■ THE EXERCISE ■
State only how many lines contain the string "forme".

--------

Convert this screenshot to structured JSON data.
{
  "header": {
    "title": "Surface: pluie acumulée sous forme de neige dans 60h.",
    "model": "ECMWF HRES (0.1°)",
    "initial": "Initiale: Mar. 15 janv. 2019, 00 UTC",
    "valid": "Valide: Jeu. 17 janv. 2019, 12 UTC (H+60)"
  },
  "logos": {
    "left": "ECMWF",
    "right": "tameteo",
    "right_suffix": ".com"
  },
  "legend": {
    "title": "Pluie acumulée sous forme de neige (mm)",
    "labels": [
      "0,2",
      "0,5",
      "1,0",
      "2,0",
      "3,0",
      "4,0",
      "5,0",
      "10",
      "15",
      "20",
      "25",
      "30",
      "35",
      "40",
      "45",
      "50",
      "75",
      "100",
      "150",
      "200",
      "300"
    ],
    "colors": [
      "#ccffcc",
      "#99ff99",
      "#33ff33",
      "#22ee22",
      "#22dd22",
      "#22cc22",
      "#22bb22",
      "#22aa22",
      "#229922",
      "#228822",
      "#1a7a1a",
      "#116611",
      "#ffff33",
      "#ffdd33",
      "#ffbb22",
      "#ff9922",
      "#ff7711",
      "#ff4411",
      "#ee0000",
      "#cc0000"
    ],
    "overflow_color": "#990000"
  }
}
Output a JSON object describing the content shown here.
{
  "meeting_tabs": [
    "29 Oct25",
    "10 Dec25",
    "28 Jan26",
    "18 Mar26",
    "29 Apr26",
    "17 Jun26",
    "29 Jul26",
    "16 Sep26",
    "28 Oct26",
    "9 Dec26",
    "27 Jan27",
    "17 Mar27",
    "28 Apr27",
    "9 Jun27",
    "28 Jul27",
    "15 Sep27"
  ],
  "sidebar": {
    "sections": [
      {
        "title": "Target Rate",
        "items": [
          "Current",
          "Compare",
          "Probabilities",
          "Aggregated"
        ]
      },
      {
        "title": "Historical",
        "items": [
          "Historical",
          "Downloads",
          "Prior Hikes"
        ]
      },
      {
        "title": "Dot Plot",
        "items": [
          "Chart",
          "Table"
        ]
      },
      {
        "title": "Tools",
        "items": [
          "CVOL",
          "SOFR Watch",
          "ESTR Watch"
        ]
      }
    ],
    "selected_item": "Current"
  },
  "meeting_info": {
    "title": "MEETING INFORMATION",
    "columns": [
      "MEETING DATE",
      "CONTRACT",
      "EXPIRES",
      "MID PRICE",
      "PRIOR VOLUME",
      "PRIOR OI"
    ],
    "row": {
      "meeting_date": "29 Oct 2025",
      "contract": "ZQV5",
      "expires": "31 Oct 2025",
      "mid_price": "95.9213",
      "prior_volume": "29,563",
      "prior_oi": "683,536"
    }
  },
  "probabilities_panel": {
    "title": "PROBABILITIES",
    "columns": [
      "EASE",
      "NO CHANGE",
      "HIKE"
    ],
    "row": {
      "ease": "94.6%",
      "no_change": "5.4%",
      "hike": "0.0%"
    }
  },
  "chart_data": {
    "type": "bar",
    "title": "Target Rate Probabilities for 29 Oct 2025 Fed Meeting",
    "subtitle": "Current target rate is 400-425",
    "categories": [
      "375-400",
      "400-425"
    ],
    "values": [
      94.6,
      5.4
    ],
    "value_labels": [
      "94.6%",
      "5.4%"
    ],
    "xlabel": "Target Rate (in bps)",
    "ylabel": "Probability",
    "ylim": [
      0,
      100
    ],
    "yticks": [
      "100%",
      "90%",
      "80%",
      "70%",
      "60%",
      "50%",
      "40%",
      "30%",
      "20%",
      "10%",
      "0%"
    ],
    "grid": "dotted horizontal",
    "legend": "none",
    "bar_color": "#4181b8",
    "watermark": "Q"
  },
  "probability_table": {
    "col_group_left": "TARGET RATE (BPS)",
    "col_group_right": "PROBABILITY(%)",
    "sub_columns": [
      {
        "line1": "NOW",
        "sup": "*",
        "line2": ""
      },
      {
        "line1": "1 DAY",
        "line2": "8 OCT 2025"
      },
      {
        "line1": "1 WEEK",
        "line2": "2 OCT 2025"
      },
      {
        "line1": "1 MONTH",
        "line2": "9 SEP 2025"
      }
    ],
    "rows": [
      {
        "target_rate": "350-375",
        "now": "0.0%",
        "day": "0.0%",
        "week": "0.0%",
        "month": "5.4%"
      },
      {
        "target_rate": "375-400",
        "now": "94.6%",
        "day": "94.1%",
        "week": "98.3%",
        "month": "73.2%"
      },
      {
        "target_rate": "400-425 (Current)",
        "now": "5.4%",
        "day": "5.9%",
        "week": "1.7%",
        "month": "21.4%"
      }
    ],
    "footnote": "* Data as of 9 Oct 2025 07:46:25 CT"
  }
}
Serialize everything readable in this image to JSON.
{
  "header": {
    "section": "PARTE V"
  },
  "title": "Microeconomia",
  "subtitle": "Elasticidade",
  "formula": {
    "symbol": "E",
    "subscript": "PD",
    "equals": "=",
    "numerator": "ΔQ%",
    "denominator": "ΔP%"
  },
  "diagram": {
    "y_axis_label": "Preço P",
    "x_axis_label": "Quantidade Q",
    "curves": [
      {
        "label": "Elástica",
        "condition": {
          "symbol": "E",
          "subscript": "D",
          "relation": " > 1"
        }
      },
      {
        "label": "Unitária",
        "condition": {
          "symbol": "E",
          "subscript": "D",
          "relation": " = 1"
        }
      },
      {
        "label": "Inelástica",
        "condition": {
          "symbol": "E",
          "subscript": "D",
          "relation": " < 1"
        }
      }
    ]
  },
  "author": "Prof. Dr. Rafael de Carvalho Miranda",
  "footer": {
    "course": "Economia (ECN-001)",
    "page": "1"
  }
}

--------

■ REPLY ■
2